**Texto de página**.
------------------------------------------------

Un caso peculiar es el de Estados Unidos que crecieron y se desarrollaron en llave con los diversos Servicios Postales desde su independencia en 1783. Con la acelerada expansión hacia el oeste que concluyo en la costa del Pacífico, cuando aún era un proyecto el ferrocarril que uniría los dos extremos del país, hasta hoy día, el Servicio Postal Federal es el combustible que mueve la economía de la nación entregando diariamente cientos de millones de mensajes y miles de millones de dólares en transacciones financieras a ocho millones de empresas y 250 millones de estadounidenses.
El acelerado crecimiento de la nueva nación, generó una enorme demanda de correspondencia, noticias, envío de dinero y otros bienes que se hacía por medio de empresas de transporte de correo y valores como la Wells&Fargo Co., que utilizaba carretas incorporadas a las caravanas de colonos durante la “conquista del oeste”. Después se usaron los servicios de transporte de pasajeros, a bordo de diligencias tiradas por caballos que incluían el envío de dinero que los bancos transferían, así como lingotes de los afortunados que lo hallaron durante la fiebre del oro en California y que enviaban al este para resguardarlo.
Aun así a mediados del siglo XIX todavía una carta podía tardar meses en llegar a su destino. En 1845, un mensaje del presidente James K. Polk tardó seis meses en llegar desde Washington al Oeste. Hubo múltiples intentos para acortar el tiempo de entrega; al parecer Benjamin Ficklin, un empleado de una empresa proveedora de insumos y provisiones a las principales rutas de Caravanas, fue el primero en proponer al senador por California, William M. Gwin, una ruta, exclusiva para cartas y documentos más rápida, dando el visto bueno.
Así que en abril de 1860 se inauguró el Pony Express, un servicio de correo rápido que empezando desde St. Joseph (Misuri), finalizaba en Sacramento (California) atravesando casi todo el país. Los mensajes los llevaba un jinete en unas alforjas, cabalgando a lo largo de praderas, planicies, desiertos y montañas cambiando de caballo sin parar en múltiples postas a lo largo de la ruta. Redujo el tiempo que el correo tardaba en llegar desde el océano Atlántico al Pacífico a diez días.

------------------------------------------------

Transcriba literalmente el fragmento del texto sobre el correo en Estados Unidos que va desde "El acelerado crecimiento" hasta "este para resguardarlo.", ambos inclusive.

**Registros de elementos y coordenadas**.
------------------------------------------------

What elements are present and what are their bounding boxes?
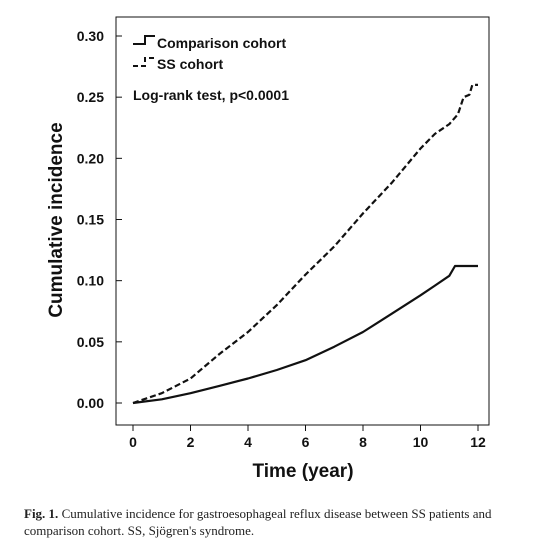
y-tick-label: 0.20 [77,150,104,166]
x-tick-label: 8 [359,434,367,450]
y-tick-label: 0.25 [77,89,104,105]
x-tick-label: 0 [129,434,137,450]
y-tick-label: 0.15 [77,212,104,228]
legend-label-comparison: Comparison cohort [157,35,286,51]
legend-swatch-ss [133,57,155,67]
x-tick-label: 6 [302,434,310,450]
legend-swatch-comparison [133,35,155,45]
y-tick-label: 0.05 [77,334,104,350]
caption-label: Fig. 1. [24,506,59,521]
x-axis: 0 2 4 6 8 10 12 [129,425,486,450]
x-axis-title: Time (year) [252,461,353,482]
y-axis-title: Cumulative incidence [46,122,67,317]
series-line-comparison [132,264,478,405]
plot-frame [115,16,490,426]
series-layer [132,83,478,405]
caption-text: Cumulative incidence for gastroesophagea… [24,506,492,538]
cumulative-incidence-chart: 0.00 0.05 0.10 0.15 0.20 0.25 0.30 0 2 4 6 8 10 12 C… [46,16,490,482]
figure-caption: Fig. 1. Cumulative incidence for gastroe… [24,505,524,539]
y-tick-label: 0.00 [77,395,104,411]
x-tick-label: 4 [244,434,252,450]
y-tick-label: 0.30 [77,28,104,44]
y-axis: 0.00 0.05 0.10 0.15 0.20 0.25 0.30 [77,28,122,411]
x-tick-label: 2 [187,434,195,450]
x-tick-label: 10 [413,434,429,450]
legend-label-ss: SS cohort [157,56,223,72]
legend: Comparison cohort SS cohort Log-rank tes… [133,35,289,103]
x-tick-label: 12 [470,434,486,450]
log-rank-annotation: Log-rank test, p<0.0001 [133,87,289,103]
y-tick-label: 0.10 [77,273,104,289]
series-line-ss [132,83,478,405]
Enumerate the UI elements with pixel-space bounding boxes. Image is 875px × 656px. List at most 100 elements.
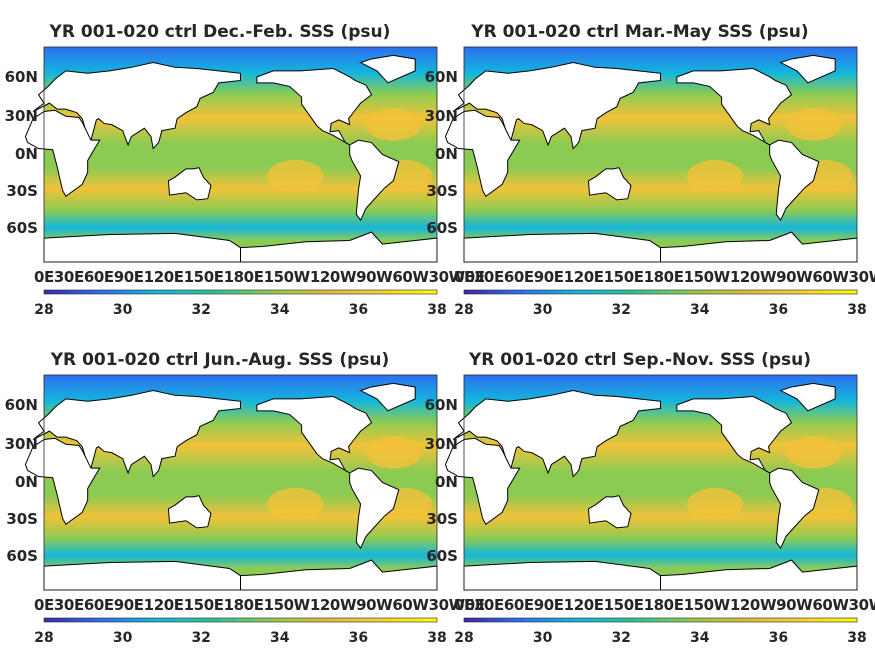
latitude-label: 30N bbox=[424, 435, 458, 453]
longitude-label: 150W bbox=[263, 268, 311, 286]
landmass bbox=[779, 54, 836, 84]
high-salinity-patch bbox=[785, 108, 842, 141]
latitude-label: 60N bbox=[424, 68, 458, 86]
colorbar-tick-label: 28 bbox=[34, 630, 54, 646]
longitude-label: 30E bbox=[53, 268, 84, 286]
longitude-labels: 0E30E60E90E120E150E180E150W120W90W60W30W… bbox=[454, 268, 875, 286]
panel-title: YR 001-020 ctrl Jun.-Aug. SSS (psu) bbox=[50, 350, 390, 370]
map-canvas bbox=[24, 374, 438, 623]
latitude-label: 30N bbox=[4, 107, 38, 125]
longitude-label: 30W bbox=[848, 596, 875, 614]
longitude-label: 30W bbox=[428, 596, 466, 614]
map-panel-djf: YR 001-020 ctrl Dec.-Feb. SSS (psu) 60N 30… bbox=[0, 0, 486, 328]
landmass bbox=[359, 54, 416, 84]
map-panel-son: YR 001-020 ctrl Sep.-Nov. SSS (psu) 60N 30… bbox=[420, 328, 875, 656]
colorbar-tick-label: 38 bbox=[847, 630, 867, 646]
colorbar-tick-label: 36 bbox=[348, 302, 369, 318]
map-frame bbox=[43, 374, 438, 591]
longitude-label: 90E bbox=[533, 596, 564, 614]
colorbar-tick-label: 34 bbox=[690, 302, 710, 318]
longitude-label: 0E bbox=[464, 596, 485, 614]
longitude-label: 60E bbox=[83, 596, 114, 614]
colorbar-tick-label: 36 bbox=[348, 630, 369, 646]
longitude-label: 90W bbox=[356, 268, 393, 286]
longitude-labels: 0E30E60E90E120E150E180E150W120W90W60W30W… bbox=[34, 268, 485, 286]
latitude-label: 60N bbox=[4, 396, 38, 414]
landmass bbox=[587, 167, 632, 201]
panel-title: YR 001-020 ctrl Mar.-May SSS (psu) bbox=[471, 22, 809, 42]
colorbar-tick-label: 34 bbox=[270, 302, 290, 318]
map-frame bbox=[463, 374, 858, 591]
latitude-label: 30N bbox=[424, 107, 458, 125]
latitude-label: 60N bbox=[4, 68, 38, 86]
longitude-label: 90E bbox=[533, 268, 564, 286]
colorbar-tick-label: 38 bbox=[847, 302, 867, 318]
longitude-label: 30W bbox=[848, 268, 875, 286]
longitude-label: 150E bbox=[603, 596, 644, 614]
latitude-label: 60N bbox=[424, 396, 458, 414]
longitude-label: 0E bbox=[34, 268, 54, 286]
landmass bbox=[167, 495, 212, 529]
colorbar-tick-label: 32 bbox=[191, 630, 211, 646]
longitude-label: 120W bbox=[309, 596, 357, 614]
longitude-label: 30E bbox=[473, 268, 504, 286]
longitude-label: 150W bbox=[683, 268, 731, 286]
longitude-label: 150E bbox=[183, 596, 224, 614]
landmass bbox=[43, 232, 241, 263]
landmass bbox=[676, 395, 793, 474]
longitude-labels: 0E30E60E90E120E150E180E150W120W90W60W30W… bbox=[454, 596, 875, 614]
longitude-label: 30W bbox=[428, 268, 466, 286]
longitude-label: 0E bbox=[454, 268, 474, 286]
colorbar bbox=[463, 289, 858, 295]
longitude-label: 0E bbox=[464, 268, 485, 286]
longitude-label: 180E bbox=[643, 596, 684, 614]
high-salinity-patch bbox=[267, 488, 324, 520]
longitude-label: 60W bbox=[812, 268, 849, 286]
longitude-label: 0E bbox=[34, 596, 54, 614]
longitude-label: 90W bbox=[776, 596, 813, 614]
high-salinity-patch bbox=[267, 160, 324, 192]
landmass bbox=[676, 67, 793, 146]
longitude-label: 150E bbox=[603, 268, 644, 286]
latitude-label: 60S bbox=[426, 547, 458, 565]
colorbar-tick-label: 30 bbox=[532, 630, 553, 646]
longitude-label: 150W bbox=[683, 596, 731, 614]
landmass bbox=[256, 67, 373, 146]
longitude-label: 30E bbox=[53, 596, 84, 614]
map-panel-mam: YR 001-020 ctrl Mar.-May SSS (psu) 60N 30N… bbox=[420, 0, 875, 328]
landmass bbox=[349, 139, 400, 222]
map-canvas bbox=[444, 374, 858, 623]
longitude-label: 90W bbox=[356, 596, 393, 614]
colorbar-tick-label: 34 bbox=[690, 630, 710, 646]
colorbar-tick-label: 36 bbox=[768, 302, 789, 318]
landmass bbox=[349, 467, 400, 550]
longitude-label: 90W bbox=[776, 268, 813, 286]
map-frame bbox=[43, 46, 438, 263]
map-canvas bbox=[444, 46, 858, 295]
longitude-label: 120E bbox=[563, 596, 604, 614]
landmass bbox=[359, 382, 416, 412]
colorbar bbox=[43, 617, 438, 623]
colorbar-tick-label: 38 bbox=[427, 630, 447, 646]
longitude-label: 120E bbox=[563, 268, 604, 286]
latitude-label: 0N bbox=[15, 145, 38, 163]
colorbar-tick-label: 38 bbox=[427, 302, 447, 318]
latitude-label: 30S bbox=[426, 182, 458, 200]
latitude-label: 30S bbox=[6, 510, 38, 528]
longitude-label: 120W bbox=[309, 268, 357, 286]
longitude-label: 60E bbox=[503, 268, 534, 286]
longitude-label: 180E bbox=[643, 268, 684, 286]
panel-title: YR 001-020 ctrl Sep.-Nov. SSS (psu) bbox=[468, 350, 812, 370]
longitude-label: 180E bbox=[223, 268, 264, 286]
longitude-label: 150E bbox=[183, 268, 224, 286]
latitude-label: 30N bbox=[4, 435, 38, 453]
colorbar-tick-label: 30 bbox=[112, 630, 133, 646]
colorbar-tick-label: 28 bbox=[454, 302, 474, 318]
latitude-label: 30S bbox=[426, 510, 458, 528]
colorbar-tick-label: 34 bbox=[270, 630, 290, 646]
panel-title: YR 001-020 ctrl Dec.-Feb. SSS (psu) bbox=[49, 22, 391, 42]
colorbar-tick-label: 32 bbox=[611, 302, 631, 318]
longitude-label: 60W bbox=[812, 596, 849, 614]
high-salinity-patch bbox=[785, 436, 842, 469]
colorbar-tick-label: 30 bbox=[112, 302, 133, 318]
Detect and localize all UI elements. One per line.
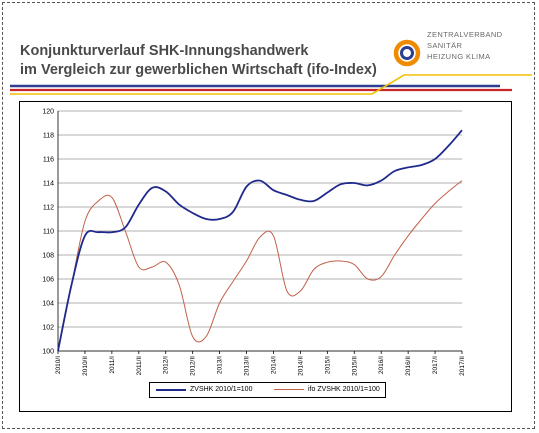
logo-text-line-2: SANITÄR <box>427 41 463 50</box>
x-tick-label: 2011/II <box>136 356 143 376</box>
x-tick-label: 2014/II <box>297 356 304 376</box>
y-tick-label: 116 <box>43 157 54 164</box>
y-tick-label: 100 <box>42 349 54 356</box>
x-tick-label: 2016/I <box>378 356 385 374</box>
chart-title-line-2: im Vergleich zur gewerblichen Wirtschaft… <box>20 62 377 78</box>
legend-label-zvshk: ZVSHK 2010/1=100 <box>190 386 253 393</box>
x-tick-label: 2013/II <box>244 356 251 376</box>
y-tick-label: 112 <box>43 205 54 212</box>
x-tick-label: 2017/I <box>432 356 439 374</box>
line-chart: 100 102 104 106 108 110 112 114 116 118 120 2010/I 2… <box>42 109 466 376</box>
y-tick-label: 120 <box>42 109 54 116</box>
logo-text-line-1: ZENTRALVERBAND <box>427 30 503 39</box>
x-tick-label: 2011/I <box>109 356 116 374</box>
zvshk-logo-icon <box>393 39 421 67</box>
legend-item-ifo: ifo ZVSHK 2010/1=100 <box>274 386 380 393</box>
y-tick-label: 108 <box>42 253 54 260</box>
y-tick-label: 106 <box>42 277 54 284</box>
x-tick-label: 2012/I <box>163 356 170 374</box>
x-tick-label: 2010/I <box>55 356 62 374</box>
chart-title-line-1: Konjunkturverlauf SHK-Innungshandwerk <box>20 43 309 59</box>
chart-legend: ZVSHK 2010/1=100 ifo ZVSHK 2010/1=100 <box>149 382 386 398</box>
x-tick-label: 2010/II <box>82 356 89 376</box>
logo-text-line-3: HEIZUNG KLIMA <box>427 52 491 61</box>
decor-yellow-line <box>10 74 532 95</box>
header-decoration <box>10 74 532 95</box>
x-tick-label: 2013/I <box>217 356 224 374</box>
legend-item-zvshk: ZVSHK 2010/1=100 <box>156 386 252 393</box>
x-tick-label: 2015/I <box>324 356 331 374</box>
page-frame <box>2 2 535 429</box>
y-tick-label: 102 <box>42 325 54 332</box>
legend-label-ifo: ifo ZVSHK 2010/1=100 <box>308 386 380 393</box>
y-tick-label: 114 <box>43 181 54 188</box>
x-tick-label: 2016/II <box>405 356 412 376</box>
chart-area: 100 102 104 106 108 110 112 114 116 118 120 2010/I 2… <box>19 101 512 412</box>
legend-swatch-ifo <box>274 389 304 390</box>
y-tick-label: 104 <box>42 301 54 308</box>
legend-swatch-zvshk <box>156 388 186 391</box>
y-tick-label: 110 <box>43 229 54 236</box>
x-tick-label: 2012/II <box>190 356 197 376</box>
x-tick-label: 2015/II <box>351 356 358 376</box>
series-line-ifo <box>57 180 463 352</box>
y-tick-label: 118 <box>43 133 54 140</box>
x-tick-label: 2014/I <box>270 356 277 374</box>
series-line-zvshk <box>57 129 463 352</box>
x-tick-label: 2017/II <box>459 356 466 376</box>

------------------------------------------------

**Resultado de tarea**.
El acelerado crecimiento de la nueva nación, generó una enorme demanda de correspondencia, noticias, envío de dinero y otros bienes que se hacía por medio de empresas de transporte de correo y valores como la Wells&Fargo Co., que utilizaba carretas incorporadas a las caravanas de colonos durante la “conquista del oeste”. Después se usaron los servicios de transporte de pasajeros, a bordo de diligencias tiradas por caballos que incluían el envío de dinero que los bancos transferían, así como lingotes de los afortunados que lo hallaron durante la fiebre del oro en California y que enviaban al este para resguardarlo.